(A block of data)
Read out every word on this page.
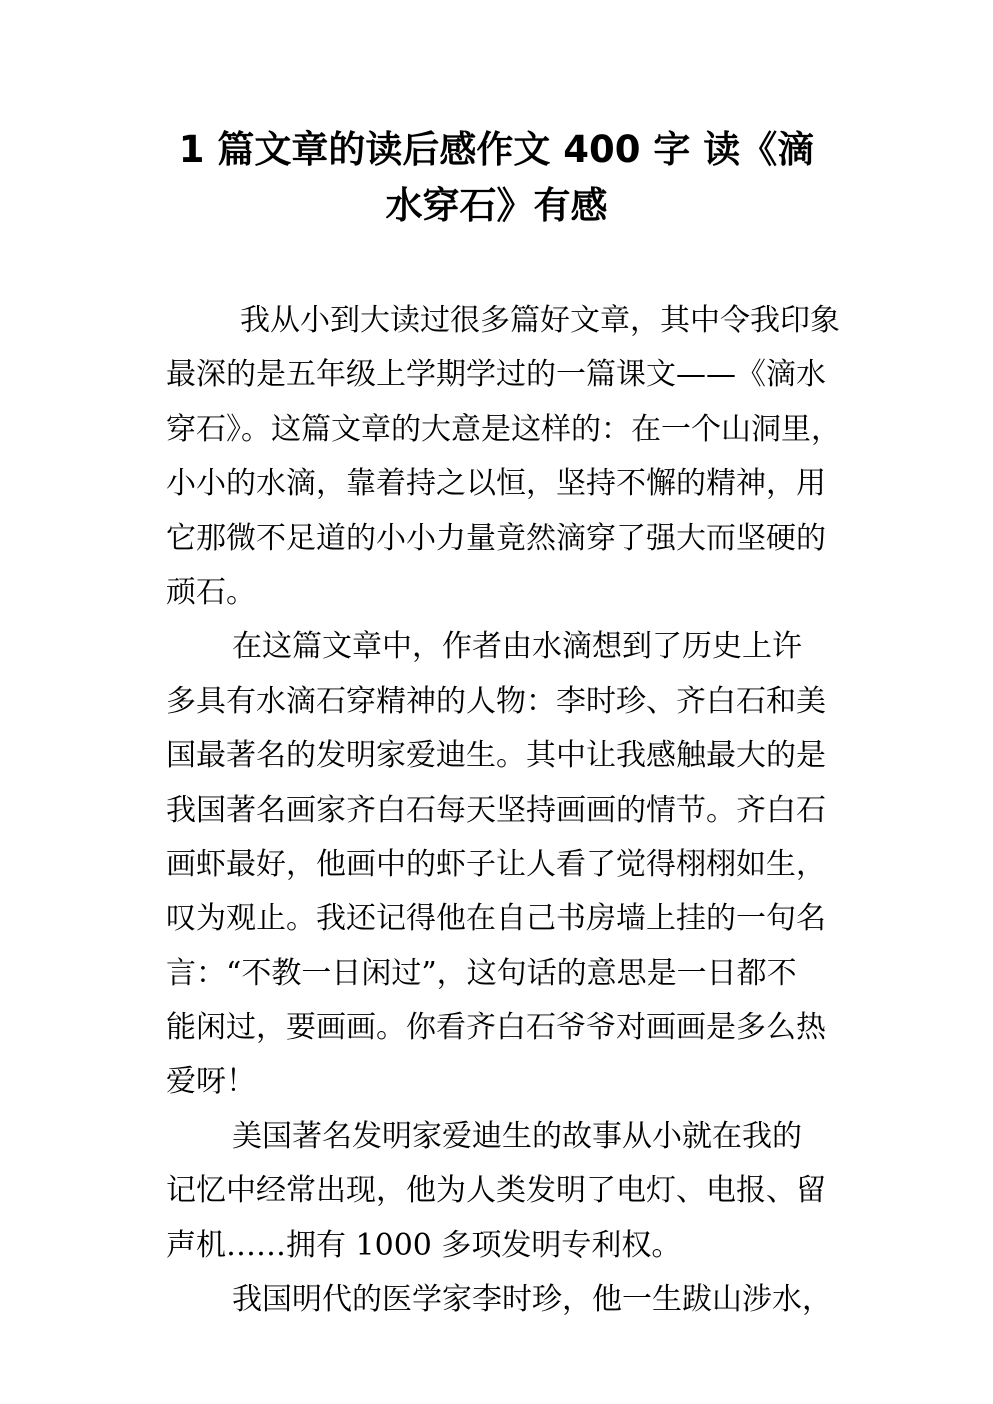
1 篇文章的读后感作文 400 字 读《滴
水穿石》有感
我从小到大读过很多篇好文章，其中令我印象
最深的是五年级上学期学过的一篇课文——《滴水
穿石》。这篇文章的大意是这样的：在一个山洞里，
小小的水滴，靠着持之以恒，坚持不懈的精神，用
它那微不足道的小小力量竟然滴穿了强大而坚硬的
顽石。
在这篇文章中，作者由水滴想到了历史上许
多具有水滴石穿精神的人物：李时珍、齐白石和美
国最著名的发明家爱迪生。其中让我感触最大的是
我国著名画家齐白石每天坚持画画的情节。齐白石
画虾最好，他画中的虾子让人看了觉得栩栩如生，
叹为观止。我还记得他在自己书房墙上挂的一句名
言：“不教一日闲过”，这句话的意思是一日都不
能闲过，要画画。你看齐白石爷爷对画画是多么热
爱呀！
美国著名发明家爱迪生的故事从小就在我的
记忆中经常出现，他为人类发明了电灯、电报、留
声机……拥有 1000 多项发明专利权。
我国明代的医学家李时珍，他一生跋山涉水，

> WHAT YOU NEED TO DO:
Output the records above exactly as they are, leaving out the pictures.

> RESULT FOR THIS TASK:
Read out every word on this page.
1 篇文章的读后感作文 400 字 读《滴
水穿石》有感
我从小到大读过很多篇好文章，其中令我印象
最深的是五年级上学期学过的一篇课文——《滴水
穿石》。这篇文章的大意是这样的：在一个山洞里，
小小的水滴，靠着持之以恒，坚持不懈的精神，用
它那微不足道的小小力量竟然滴穿了强大而坚硬的
顽石。
在这篇文章中，作者由水滴想到了历史上许
多具有水滴石穿精神的人物：李时珍、齐白石和美
国最著名的发明家爱迪生。其中让我感触最大的是
我国著名画家齐白石每天坚持画画的情节。齐白石
画虾最好，他画中的虾子让人看了觉得栩栩如生，
叹为观止。我还记得他在自己书房墙上挂的一句名
言：“不教一日闲过”，这句话的意思是一日都不
能闲过，要画画。你看齐白石爷爷对画画是多么热
爱呀！
美国著名发明家爱迪生的故事从小就在我的
记忆中经常出现，他为人类发明了电灯、电报、留
声机……拥有 1000 多项发明专利权。
我国明代的医学家李时珍，他一生跋山涉水，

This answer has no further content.